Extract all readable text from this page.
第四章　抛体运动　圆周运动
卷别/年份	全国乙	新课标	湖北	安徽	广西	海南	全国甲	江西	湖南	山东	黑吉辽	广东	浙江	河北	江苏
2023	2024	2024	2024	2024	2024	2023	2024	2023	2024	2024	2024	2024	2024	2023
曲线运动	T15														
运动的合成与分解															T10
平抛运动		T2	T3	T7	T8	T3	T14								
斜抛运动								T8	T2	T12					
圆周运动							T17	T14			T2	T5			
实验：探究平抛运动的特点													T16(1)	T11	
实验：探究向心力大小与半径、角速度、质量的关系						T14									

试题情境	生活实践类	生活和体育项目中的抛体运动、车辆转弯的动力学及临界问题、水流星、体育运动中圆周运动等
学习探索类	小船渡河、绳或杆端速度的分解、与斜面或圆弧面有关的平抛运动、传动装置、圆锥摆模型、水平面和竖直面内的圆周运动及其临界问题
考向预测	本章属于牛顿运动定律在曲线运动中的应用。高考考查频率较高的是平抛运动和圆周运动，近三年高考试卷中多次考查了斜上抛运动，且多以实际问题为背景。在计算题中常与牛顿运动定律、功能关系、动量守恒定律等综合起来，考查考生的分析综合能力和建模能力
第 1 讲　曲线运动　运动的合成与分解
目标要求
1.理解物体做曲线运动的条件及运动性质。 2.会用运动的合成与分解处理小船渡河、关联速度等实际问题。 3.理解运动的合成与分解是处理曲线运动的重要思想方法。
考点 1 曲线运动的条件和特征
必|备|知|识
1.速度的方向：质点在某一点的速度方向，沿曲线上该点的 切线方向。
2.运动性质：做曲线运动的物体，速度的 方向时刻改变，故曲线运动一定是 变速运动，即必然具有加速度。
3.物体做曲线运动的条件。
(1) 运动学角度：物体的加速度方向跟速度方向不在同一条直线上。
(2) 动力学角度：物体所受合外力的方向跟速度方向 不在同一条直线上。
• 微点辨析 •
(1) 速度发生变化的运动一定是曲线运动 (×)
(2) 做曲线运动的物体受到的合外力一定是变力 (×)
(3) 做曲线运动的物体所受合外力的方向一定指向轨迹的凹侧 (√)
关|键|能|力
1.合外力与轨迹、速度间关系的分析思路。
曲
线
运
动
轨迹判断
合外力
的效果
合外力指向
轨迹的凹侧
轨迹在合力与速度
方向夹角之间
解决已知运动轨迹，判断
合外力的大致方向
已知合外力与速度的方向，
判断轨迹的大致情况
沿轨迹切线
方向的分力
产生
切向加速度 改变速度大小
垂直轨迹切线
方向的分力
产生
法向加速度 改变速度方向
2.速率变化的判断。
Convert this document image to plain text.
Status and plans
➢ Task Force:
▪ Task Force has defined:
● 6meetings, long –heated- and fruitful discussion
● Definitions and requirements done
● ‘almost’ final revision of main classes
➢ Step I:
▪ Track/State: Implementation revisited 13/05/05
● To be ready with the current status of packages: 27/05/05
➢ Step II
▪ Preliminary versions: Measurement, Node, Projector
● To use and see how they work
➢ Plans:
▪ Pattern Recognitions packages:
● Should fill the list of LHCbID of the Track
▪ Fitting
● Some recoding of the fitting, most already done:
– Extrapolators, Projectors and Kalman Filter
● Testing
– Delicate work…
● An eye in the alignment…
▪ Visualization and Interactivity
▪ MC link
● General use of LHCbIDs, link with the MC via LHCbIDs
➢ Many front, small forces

■ ■ ■ ■ ■

Task
Your task is to gather all lines from the entries above that hold the word "done".

Exercise result
● Definitions and requirements done
● Some recoding of the fitting, most already done:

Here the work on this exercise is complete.